--- start of Data for the task ---
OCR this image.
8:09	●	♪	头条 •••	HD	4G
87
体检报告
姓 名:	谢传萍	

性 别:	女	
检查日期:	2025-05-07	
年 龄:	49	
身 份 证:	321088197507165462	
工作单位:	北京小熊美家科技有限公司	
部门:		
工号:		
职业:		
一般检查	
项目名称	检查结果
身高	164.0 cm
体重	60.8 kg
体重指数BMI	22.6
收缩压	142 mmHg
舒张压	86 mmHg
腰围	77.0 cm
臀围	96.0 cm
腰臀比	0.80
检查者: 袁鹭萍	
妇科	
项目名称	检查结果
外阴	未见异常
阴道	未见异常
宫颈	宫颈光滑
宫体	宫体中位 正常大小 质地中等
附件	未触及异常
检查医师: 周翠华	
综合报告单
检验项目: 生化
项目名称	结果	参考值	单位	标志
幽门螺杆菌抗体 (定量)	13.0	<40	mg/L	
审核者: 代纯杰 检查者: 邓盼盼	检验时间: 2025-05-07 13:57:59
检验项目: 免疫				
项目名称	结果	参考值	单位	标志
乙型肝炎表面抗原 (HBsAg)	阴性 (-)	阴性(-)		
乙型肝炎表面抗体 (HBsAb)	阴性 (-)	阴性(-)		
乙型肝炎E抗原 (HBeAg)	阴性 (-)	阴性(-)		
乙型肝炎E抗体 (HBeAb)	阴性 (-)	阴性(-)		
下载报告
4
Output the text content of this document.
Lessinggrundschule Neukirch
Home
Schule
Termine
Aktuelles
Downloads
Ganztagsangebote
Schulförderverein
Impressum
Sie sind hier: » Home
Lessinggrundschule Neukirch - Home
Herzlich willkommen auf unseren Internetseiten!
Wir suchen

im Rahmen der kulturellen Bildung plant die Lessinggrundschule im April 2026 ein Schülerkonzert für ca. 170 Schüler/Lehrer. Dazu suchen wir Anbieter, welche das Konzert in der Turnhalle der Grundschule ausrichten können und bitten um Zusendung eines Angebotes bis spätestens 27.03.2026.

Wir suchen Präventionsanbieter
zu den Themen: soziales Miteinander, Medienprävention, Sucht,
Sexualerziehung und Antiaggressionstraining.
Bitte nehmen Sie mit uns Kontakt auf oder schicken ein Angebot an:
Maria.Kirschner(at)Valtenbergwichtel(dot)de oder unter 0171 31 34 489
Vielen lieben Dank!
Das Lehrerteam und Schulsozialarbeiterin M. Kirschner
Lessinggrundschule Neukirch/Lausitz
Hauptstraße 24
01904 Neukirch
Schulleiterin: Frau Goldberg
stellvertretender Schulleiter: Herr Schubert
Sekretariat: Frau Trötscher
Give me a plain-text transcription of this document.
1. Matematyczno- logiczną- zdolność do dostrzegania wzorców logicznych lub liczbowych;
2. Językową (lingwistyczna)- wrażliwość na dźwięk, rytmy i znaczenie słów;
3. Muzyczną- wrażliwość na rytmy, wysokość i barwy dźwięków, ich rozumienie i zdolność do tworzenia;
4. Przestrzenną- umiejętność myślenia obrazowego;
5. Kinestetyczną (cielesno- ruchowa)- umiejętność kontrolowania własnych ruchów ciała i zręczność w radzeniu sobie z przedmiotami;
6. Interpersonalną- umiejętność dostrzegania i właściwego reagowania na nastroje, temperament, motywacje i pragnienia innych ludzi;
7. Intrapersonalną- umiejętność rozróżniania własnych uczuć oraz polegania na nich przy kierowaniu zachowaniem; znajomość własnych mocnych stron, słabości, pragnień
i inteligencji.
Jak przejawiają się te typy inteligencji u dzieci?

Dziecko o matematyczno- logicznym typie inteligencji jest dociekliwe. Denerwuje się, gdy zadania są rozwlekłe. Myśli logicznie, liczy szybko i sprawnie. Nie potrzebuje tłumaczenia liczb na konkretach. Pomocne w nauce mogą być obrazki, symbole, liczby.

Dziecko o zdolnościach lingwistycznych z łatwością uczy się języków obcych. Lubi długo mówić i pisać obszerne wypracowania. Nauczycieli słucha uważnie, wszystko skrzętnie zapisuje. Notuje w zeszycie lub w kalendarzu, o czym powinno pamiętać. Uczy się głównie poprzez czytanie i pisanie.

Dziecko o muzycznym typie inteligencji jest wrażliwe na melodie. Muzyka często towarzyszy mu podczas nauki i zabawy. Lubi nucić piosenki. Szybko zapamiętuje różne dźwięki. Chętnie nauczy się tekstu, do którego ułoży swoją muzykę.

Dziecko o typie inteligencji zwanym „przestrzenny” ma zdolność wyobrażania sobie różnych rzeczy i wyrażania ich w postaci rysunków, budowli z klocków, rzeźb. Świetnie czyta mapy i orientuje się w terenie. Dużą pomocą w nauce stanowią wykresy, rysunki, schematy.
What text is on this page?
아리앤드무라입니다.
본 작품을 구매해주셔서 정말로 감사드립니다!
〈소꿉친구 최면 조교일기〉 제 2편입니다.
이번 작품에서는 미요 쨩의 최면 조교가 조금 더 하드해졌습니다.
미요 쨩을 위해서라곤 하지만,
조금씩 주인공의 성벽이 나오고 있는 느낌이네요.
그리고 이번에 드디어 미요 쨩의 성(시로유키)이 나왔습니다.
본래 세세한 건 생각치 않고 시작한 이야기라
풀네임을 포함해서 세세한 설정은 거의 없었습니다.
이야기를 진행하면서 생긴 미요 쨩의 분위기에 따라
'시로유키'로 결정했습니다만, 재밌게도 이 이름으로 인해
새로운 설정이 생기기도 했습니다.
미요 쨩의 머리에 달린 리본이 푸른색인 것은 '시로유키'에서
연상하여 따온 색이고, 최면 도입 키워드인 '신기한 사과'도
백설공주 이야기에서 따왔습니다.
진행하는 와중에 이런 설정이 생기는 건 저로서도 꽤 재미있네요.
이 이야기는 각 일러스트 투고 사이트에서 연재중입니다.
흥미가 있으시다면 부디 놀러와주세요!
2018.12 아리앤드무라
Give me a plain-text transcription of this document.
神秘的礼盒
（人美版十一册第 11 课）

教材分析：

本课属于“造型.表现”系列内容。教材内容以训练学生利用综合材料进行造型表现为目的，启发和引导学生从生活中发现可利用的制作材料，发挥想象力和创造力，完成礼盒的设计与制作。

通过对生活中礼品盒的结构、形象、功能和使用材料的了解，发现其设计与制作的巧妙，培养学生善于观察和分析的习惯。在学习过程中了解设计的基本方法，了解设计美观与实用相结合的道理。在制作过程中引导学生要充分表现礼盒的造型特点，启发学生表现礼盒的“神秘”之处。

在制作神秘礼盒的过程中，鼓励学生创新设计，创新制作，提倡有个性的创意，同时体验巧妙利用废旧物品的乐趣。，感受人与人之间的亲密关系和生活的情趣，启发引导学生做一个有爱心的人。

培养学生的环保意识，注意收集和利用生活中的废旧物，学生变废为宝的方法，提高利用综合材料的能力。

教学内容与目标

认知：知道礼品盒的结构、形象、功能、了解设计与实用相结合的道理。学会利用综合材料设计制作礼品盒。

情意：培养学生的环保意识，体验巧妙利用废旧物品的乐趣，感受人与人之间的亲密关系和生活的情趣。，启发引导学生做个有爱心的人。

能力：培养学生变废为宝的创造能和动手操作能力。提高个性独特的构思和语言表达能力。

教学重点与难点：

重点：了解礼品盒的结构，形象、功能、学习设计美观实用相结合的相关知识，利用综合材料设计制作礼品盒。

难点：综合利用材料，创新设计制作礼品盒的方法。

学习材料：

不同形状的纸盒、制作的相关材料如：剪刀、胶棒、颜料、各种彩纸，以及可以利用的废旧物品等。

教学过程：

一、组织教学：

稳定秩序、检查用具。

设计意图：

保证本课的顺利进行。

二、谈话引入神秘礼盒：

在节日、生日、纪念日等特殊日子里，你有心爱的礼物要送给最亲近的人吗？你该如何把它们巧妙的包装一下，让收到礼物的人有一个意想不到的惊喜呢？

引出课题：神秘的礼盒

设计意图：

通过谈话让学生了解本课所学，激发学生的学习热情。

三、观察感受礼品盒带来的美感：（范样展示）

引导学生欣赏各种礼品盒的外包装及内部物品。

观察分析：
--- end of Data for the task ---
■ **To do**:
Using the listing above, pull out all lines that hold the word "jest".

■ **Correct result**:
Dziecko o matematyczno- logicznym typie inteligencji jest dociekliwe. Denerwuje się, gdy zadania są rozwlekłe. Myśli logicznie, liczy szybko i sprawnie. Nie potrzebuje tłumaczenia liczb na konkretach. Pomocne w nauce mogą być obrazki, symbole, liczby.
Dziecko o muzycznym typie inteligencji jest wrażliwe na melodie. Muzyka często towarzyszy mu podczas nauki i zabawy. Lubi nucić piosenki. Szybko zapamiętuje różne dźwięki. Chętnie nauczy się tekstu, do którego ułoży swoją muzykę.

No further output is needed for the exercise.